[Stored data]
◇ ◇ ◇ ◇

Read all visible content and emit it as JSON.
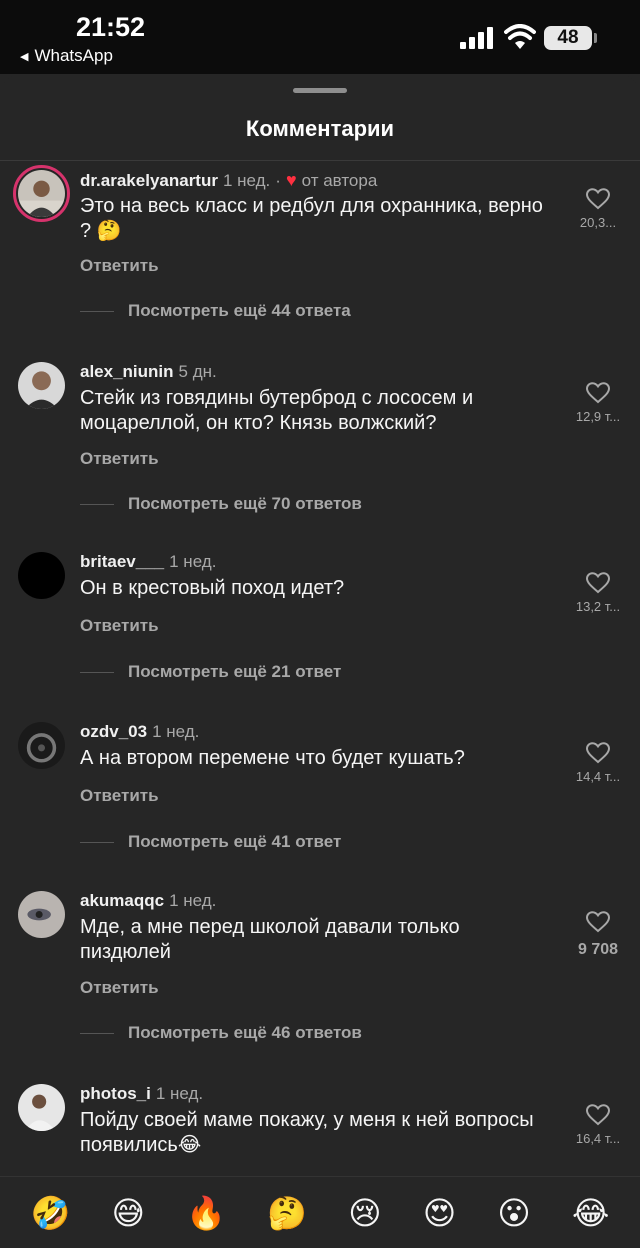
{
  "status_bar": {
    "time": "21:52",
    "back_app": "WhatsApp",
    "battery": "48"
  },
  "sheet": {
    "title": "Комментарии"
  },
  "comments": [
    {
      "username": "dr.arakelyanartur",
      "time": "1 нед.",
      "author_badge": "от автора",
      "text": "Это на весь класс и редбул для охранника, верно ? 🤔",
      "likes": "20,3...",
      "reply_label": "Ответить",
      "more_replies": "Посмотреть ещё 44 ответа"
    },
    {
      "username": "alex_niunin",
      "time": "5 дн.",
      "text": "Стейк из говядины бутерброд с лососем и моцареллой, он кто? Князь волжский?",
      "likes": "12,9 т...",
      "reply_label": "Ответить",
      "more_replies": "Посмотреть ещё 70 ответов"
    },
    {
      "username": "britaev___",
      "time": "1 нед.",
      "text": "Он в крестовый поход идет?",
      "likes": "13,2 т...",
      "reply_label": "Ответить",
      "more_replies": "Посмотреть ещё 21 ответ"
    },
    {
      "username": "ozdv_03",
      "time": "1 нед.",
      "text": "А на втором перемене что будет кушать?",
      "likes": "14,4 т...",
      "reply_label": "Ответить",
      "more_replies": "Посмотреть ещё 41 ответ"
    },
    {
      "username": "akumaqqc",
      "time": "1 нед.",
      "text": "Мде, а мне перед школой давали только пиздюлей",
      "likes": "9 708",
      "reply_label": "Ответить",
      "more_replies": "Посмотреть ещё 46 ответов"
    },
    {
      "username": "photos_i",
      "time": "1 нед.",
      "text": "Пойду своей маме покажу, у меня к ней вопросы появились😂",
      "likes": "16,4 т..."
    }
  ],
  "emoji_bar": [
    "🤣",
    "😅",
    "🔥",
    "🤔",
    "😢",
    "😍",
    "😮",
    "😂"
  ],
  "colors": {
    "background": "#262626",
    "accent_heart": "#ff3040",
    "secondary_text": "#a8a8a8"
  }
}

◇ ◇ ◇ ◇

◆ Required work
Scan the lines for the string "ответов". Copy out each line that matches.

◆ Answer below
      "more_replies": "Посмотреть ещё 70 ответов"
      "more_replies": "Посмотреть ещё 46 ответов"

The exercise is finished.